** AIM **
Each entry below is to be extracted exactly.

===

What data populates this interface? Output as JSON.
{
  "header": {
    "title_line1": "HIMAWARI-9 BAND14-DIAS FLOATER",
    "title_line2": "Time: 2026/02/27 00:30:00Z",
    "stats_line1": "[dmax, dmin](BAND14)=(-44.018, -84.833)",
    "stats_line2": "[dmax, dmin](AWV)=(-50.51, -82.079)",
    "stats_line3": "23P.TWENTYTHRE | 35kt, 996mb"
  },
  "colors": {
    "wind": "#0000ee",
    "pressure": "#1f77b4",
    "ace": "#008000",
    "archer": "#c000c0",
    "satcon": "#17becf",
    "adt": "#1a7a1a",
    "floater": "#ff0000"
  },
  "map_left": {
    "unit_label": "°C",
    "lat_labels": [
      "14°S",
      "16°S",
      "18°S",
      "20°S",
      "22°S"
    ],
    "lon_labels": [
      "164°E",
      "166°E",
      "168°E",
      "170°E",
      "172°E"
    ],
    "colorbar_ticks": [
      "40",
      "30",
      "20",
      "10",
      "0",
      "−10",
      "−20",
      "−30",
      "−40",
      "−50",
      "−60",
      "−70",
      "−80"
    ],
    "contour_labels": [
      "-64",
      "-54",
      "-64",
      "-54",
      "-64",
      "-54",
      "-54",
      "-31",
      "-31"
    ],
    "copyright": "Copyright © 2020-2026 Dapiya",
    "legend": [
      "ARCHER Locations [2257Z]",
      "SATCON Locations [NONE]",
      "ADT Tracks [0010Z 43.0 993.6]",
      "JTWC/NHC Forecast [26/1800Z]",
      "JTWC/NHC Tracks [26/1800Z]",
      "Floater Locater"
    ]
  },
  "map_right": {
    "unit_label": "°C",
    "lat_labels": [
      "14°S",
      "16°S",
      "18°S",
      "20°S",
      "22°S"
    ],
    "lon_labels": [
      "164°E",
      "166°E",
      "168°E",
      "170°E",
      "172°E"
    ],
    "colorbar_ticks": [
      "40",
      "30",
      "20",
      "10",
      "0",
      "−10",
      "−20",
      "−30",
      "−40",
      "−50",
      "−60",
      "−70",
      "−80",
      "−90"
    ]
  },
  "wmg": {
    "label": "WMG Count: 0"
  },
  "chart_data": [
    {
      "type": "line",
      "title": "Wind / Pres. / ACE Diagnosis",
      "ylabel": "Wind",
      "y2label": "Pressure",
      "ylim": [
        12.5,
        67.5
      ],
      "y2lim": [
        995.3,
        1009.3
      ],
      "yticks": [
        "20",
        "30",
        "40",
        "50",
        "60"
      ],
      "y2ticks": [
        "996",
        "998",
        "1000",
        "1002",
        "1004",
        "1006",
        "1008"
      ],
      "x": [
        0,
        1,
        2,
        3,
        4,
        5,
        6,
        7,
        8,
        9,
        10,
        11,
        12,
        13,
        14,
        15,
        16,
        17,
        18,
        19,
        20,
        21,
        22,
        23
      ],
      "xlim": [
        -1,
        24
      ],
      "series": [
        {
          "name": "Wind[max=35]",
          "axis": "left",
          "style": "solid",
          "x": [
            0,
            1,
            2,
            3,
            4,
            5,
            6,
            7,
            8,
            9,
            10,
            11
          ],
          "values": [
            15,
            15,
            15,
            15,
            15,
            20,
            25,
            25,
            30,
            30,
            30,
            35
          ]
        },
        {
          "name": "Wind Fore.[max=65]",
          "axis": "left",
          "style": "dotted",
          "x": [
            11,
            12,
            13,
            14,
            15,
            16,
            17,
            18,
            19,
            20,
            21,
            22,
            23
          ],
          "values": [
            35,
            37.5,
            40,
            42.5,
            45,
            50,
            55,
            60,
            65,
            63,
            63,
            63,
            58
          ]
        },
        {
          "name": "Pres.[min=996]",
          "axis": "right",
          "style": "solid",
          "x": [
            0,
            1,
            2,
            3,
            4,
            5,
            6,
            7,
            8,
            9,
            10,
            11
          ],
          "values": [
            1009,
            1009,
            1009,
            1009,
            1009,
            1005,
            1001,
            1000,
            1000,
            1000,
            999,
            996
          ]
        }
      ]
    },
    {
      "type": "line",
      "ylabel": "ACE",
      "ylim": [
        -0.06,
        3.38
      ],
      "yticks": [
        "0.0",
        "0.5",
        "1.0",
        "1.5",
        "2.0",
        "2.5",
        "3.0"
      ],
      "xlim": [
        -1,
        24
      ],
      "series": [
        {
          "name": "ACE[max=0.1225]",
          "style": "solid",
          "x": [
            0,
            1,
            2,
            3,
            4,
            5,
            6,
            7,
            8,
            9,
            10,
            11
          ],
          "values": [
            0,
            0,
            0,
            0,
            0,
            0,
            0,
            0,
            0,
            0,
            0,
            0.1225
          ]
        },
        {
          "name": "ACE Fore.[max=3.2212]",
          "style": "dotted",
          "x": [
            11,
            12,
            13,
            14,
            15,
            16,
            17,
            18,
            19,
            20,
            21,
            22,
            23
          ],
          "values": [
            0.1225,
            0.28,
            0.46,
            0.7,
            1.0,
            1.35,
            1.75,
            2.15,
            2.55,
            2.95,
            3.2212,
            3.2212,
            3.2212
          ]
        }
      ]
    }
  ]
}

===

** FINISHED EXERCISE **
What data populates this interface? Output as JSON.
{
  "header": {
    "title_line1": "HIMAWARI-9 BAND14-DIAS FLOATER",
    "title_line2": "Time: 2026/02/27 00:30:00Z",
    "stats_line1": "[dmax, dmin](BAND14)=(-44.018, -84.833)",
    "stats_line2": "[dmax, dmin](AWV)=(-50.51, -82.079)",
    "stats_line3": "23P.TWENTYTHRE | 35kt, 996mb"
  },
  "colors": {
    "wind": "#0000ee",
    "pressure": "#1f77b4",
    "ace": "#008000",
    "archer": "#c000c0",
    "satcon": "#17becf",
    "adt": "#1a7a1a",
    "floater": "#ff0000"
  },
  "map_left": {
    "unit_label": "°C",
    "lat_labels": [
      "14°S",
      "16°S",
      "18°S",
      "20°S",
      "22°S"
    ],
    "lon_labels": [
      "164°E",
      "166°E",
      "168°E",
      "170°E",
      "172°E"
    ],
    "colorbar_ticks": [
      "40",
      "30",
      "20",
      "10",
      "0",
      "−10",
      "−20",
      "−30",
      "−40",
      "−50",
      "−60",
      "−70",
      "−80"
    ],
    "contour_labels": [
      "-64",
      "-54",
      "-64",
      "-54",
      "-64",
      "-54",
      "-54",
      "-31",
      "-31"
    ],
    "copyright": "Copyright © 2020-2026 Dapiya",
    "legend": [
      "ARCHER Locations [2257Z]",
      "SATCON Locations [NONE]",
      "ADT Tracks [0010Z 43.0 993.6]",
      "JTWC/NHC Forecast [26/1800Z]",
      "JTWC/NHC Tracks [26/1800Z]",
      "Floater Locater"
    ]
  },
  "map_right": {
    "unit_label": "°C",
    "lat_labels": [
      "14°S",
      "16°S",
      "18°S",
      "20°S",
      "22°S"
    ],
    "lon_labels": [
      "164°E",
      "166°E",
      "168°E",
      "170°E",
      "172°E"
    ],
    "colorbar_ticks": [
      "40",
      "30",
      "20",
      "10",
      "0",
      "−10",
      "−20",
      "−30",
      "−40",
      "−50",
      "−60",
      "−70",
      "−80",
      "−90"
    ]
  },
  "wmg": {
    "label": "WMG Count: 0"
  },
  "chart_data": [
    {
      "type": "line",
      "title": "Wind / Pres. / ACE Diagnosis",
      "ylabel": "Wind",
      "y2label": "Pressure",
      "ylim": [
        12.5,
        67.5
      ],
      "y2lim": [
        995.3,
        1009.3
      ],
      "yticks": [
        "20",
        "30",
        "40",
        "50",
        "60"
      ],
      "y2ticks": [
        "996",
        "998",
        "1000",
        "1002",
        "1004",
        "1006",
        "1008"
      ],
      "x": [
        0,
        1,
        2,
        3,
        4,
        5,
        6,
        7,
        8,
        9,
        10,
        11,
        12,
        13,
        14,
        15,
        16,
        17,
        18,
        19,
        20,
        21,
        22,
        23
      ],
      "xlim": [
        -1,
        24
      ],
      "series": [
        {
          "name": "Wind[max=35]",
          "axis": "left",
          "style": "solid",
          "x": [
            0,
            1,
            2,
            3,
            4,
            5,
            6,
            7,
            8,
            9,
            10,
            11
          ],
          "values": [
            15,
            15,
            15,
            15,
            15,
            20,
            25,
            25,
            30,
            30,
            30,
            35
          ]
        },
        {
          "name": "Wind Fore.[max=65]",
          "axis": "left",
          "style": "dotted",
          "x": [
            11,
            12,
            13,
            14,
            15,
            16,
            17,
            18,
            19,
            20,
            21,
            22,
            23
          ],
          "values": [
            35,
            37.5,
            40,
            42.5,
            45,
            50,
            55,
            60,
            65,
            63,
            63,
            63,
            58
          ]
        },
        {
          "name": "Pres.[min=996]",
          "axis": "right",
          "style": "solid",
          "x": [
            0,
            1,
            2,
            3,
            4,
            5,
            6,
            7,
            8,
            9,
            10,
            11
          ],
          "values": [
            1009,
            1009,
            1009,
            1009,
            1009,
            1005,
            1001,
            1000,
            1000,
            1000,
            999,
            996
          ]
        }
      ]
    },
    {
      "type": "line",
      "ylabel": "ACE",
      "ylim": [
        -0.06,
        3.38
      ],
      "yticks": [
        "0.0",
        "0.5",
        "1.0",
        "1.5",
        "2.0",
        "2.5",
        "3.0"
      ],
      "xlim": [
        -1,
        24
      ],
      "series": [
        {
          "name": "ACE[max=0.1225]",
          "style": "solid",
          "x": [
            0,
            1,
            2,
            3,
            4,
            5,
            6,
            7,
            8,
            9,
            10,
            11
          ],
          "values": [
            0,
            0,
            0,
            0,
            0,
            0,
            0,
            0,
            0,
            0,
            0,
            0.1225
          ]
        },
        {
          "name": "ACE Fore.[max=3.2212]",
          "style": "dotted",
          "x": [
            11,
            12,
            13,
            14,
            15,
            16,
            17,
            18,
            19,
            20,
            21,
            22,
            23
          ],
          "values": [
            0.1225,
            0.28,
            0.46,
            0.7,
            1.0,
            1.35,
            1.75,
            2.15,
            2.55,
            2.95,
            3.2212,
            3.2212,
            3.2212
          ]
        }
      ]
    }
  ]
}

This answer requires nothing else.